In der baden-württembergischen Landeshauptstadt zeigt sich der gebürtige Baden-Badener als Impulsgeber: Er intensivierte das Gespräch mit der Kulturszene, gründete einen Rat der Religionen und stieß einen "Erneuerungsprozess" der Stadtkirche mit ihren 60 deutschen und muttersprachlichen Gemeinden an. Als sein Schicksal sieht der promovierte Theologe, der gerne lacht und Philosophie seine Passion nennt, "dass es wenig gibt, was mich nicht interessiert". Häufig legt sich der meinungsfreudige Kirchenmann über soziale Netzwerke mit der AfD an – vor allem gegen Rechtspopulismus und Ausländerhass.
Stimme für Vielfalt und Mut
Als zweiter Bewerber tritt der Trierer Theologe Markus Leineweber (53) an. Er arbeitet seit rund 25 Jahren für die Ordensgemeinschaft der Barmherzigen Brüder, die vor allem in der Alten- und Krankenhilfe engagiert ist. Seit 2009 ist Leineweber in der Leitung einer großen Trierer Klinik tätig. Teamarbeit und gleichberechtigte Leitung sind ihm wichtig – und zeichnen in seinen Augen auch den Caritasverband aus. Als Theologe ist er im Klinikdirektorium für Grundsatzfragen zuständig, etwa zur Unternehmenskultur und der Identität der Klinik als christliche Einrichtung. Unter anderem baute er internationale Partnerschaften zu Kliniken in Bolivien und Uganda auf.

Deine Aufgaben:
1 > Fasse den Textauszug über die beiden Bewerber in zwei Sätzen zusammen.
2 > Setze den Textauszug über die beiden Bewerber nach seinem letzten Satz fort.

Extrahierte Angaben:
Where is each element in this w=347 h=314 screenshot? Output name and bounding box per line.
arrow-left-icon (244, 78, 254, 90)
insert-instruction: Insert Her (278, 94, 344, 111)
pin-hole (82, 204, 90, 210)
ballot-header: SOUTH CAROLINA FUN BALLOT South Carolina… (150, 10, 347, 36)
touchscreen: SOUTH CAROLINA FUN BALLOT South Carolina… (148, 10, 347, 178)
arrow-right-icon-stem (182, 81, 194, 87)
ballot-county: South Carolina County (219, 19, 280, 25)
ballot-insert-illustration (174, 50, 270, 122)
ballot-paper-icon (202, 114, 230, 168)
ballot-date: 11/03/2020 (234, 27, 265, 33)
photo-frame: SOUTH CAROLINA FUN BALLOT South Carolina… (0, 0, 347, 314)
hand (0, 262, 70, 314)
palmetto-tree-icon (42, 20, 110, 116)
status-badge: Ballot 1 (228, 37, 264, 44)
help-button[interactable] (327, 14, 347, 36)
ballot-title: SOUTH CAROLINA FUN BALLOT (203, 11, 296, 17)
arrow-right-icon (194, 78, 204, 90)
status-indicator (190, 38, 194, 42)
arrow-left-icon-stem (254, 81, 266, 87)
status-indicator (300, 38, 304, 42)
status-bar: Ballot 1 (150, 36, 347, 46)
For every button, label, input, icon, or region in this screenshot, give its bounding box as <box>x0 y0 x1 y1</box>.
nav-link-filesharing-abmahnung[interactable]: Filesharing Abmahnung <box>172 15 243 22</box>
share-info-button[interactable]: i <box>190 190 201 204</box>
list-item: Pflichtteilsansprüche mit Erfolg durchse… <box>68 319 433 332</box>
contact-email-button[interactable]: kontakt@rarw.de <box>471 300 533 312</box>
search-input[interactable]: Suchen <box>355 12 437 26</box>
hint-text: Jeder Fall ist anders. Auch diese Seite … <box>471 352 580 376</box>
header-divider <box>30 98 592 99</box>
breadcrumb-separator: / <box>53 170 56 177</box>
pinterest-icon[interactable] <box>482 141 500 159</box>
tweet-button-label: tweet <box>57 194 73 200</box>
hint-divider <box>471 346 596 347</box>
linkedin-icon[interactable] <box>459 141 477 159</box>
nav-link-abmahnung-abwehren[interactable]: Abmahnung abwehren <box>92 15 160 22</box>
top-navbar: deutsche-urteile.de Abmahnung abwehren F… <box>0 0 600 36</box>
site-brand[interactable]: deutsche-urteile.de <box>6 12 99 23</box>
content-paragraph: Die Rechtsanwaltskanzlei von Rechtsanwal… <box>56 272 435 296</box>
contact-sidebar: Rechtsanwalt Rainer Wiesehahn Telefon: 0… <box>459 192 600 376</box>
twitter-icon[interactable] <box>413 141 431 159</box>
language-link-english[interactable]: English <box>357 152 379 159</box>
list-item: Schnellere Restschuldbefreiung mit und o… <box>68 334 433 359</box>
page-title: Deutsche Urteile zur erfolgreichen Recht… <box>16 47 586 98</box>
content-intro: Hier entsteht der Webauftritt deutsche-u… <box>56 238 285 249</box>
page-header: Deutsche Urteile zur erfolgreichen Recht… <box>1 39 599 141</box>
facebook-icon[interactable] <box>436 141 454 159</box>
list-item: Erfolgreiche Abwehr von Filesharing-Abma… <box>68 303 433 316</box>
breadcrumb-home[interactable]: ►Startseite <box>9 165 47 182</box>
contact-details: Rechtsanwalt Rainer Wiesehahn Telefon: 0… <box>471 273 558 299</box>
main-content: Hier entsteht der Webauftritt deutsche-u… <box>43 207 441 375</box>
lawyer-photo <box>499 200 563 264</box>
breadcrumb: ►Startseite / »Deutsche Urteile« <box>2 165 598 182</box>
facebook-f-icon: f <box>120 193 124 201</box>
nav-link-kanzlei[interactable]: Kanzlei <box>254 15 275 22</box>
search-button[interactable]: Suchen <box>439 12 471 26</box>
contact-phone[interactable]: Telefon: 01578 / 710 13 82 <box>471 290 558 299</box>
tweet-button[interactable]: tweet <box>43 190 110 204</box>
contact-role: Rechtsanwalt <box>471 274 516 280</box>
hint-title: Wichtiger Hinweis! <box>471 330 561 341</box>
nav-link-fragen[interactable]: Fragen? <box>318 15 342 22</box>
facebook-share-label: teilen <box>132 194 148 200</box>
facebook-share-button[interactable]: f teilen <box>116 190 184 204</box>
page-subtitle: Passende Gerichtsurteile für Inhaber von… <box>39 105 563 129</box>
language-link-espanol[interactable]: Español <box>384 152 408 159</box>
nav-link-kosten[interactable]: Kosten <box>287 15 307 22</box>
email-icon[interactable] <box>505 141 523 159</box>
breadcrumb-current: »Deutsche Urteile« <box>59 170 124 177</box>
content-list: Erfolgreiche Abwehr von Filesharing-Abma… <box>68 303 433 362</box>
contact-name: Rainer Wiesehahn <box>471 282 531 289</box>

Lösungen:
1 > Der aus Baden-Baden stammende promovierte Theologe hat in der baden-württembergischen Landeshauptstadt das Gespräch mit der Kulturszene intensiviert, einen Rat der Religionen gegründet und einen Erneuerungsprozess der Stadtkirche angestoßen; in sozialen Netzwerken legt er sich häufig mit der AfD an. Der zweite Bewerber, der Trierer Theologe Markus Leineweber (53), arbeitet seit rund 25 Jahren für die Barmherzigen Brüder, ist seit 2009 in der Leitung einer großen Trierer Klinik tätig und legt Wert auf Teamarbeit und gleichberechtigte Leitung.

2 >
"Ich lebe in dieser Welt und will sie aus einem christlichen Grundverständnis heraus mitgestalten", beschreibt Leineweber seine Motivation. Auf übergeordneter Ebene gelte es, mit "einem Ohr an der Basis" gute Rahmenbedingungen zu schaffen und sich für diejenigen stark zu machen, die sich selbst kaum bemerkbar machen könnten. Eine wichtige Aufgabe für die Caritas sieht er künftig darin, die Stimme für Vielfalt zu erheben und Mut zu zeigen, gegen jede Art von Ausgrenzung, Rassismus und Diskriminierung einzutreten. Die Caritas kennt er auf allen Ebenen, ist Vorstand des Trierer Verbands und bundesweit Mitglied der Kommission Sozialpolitik und Gesellschaft.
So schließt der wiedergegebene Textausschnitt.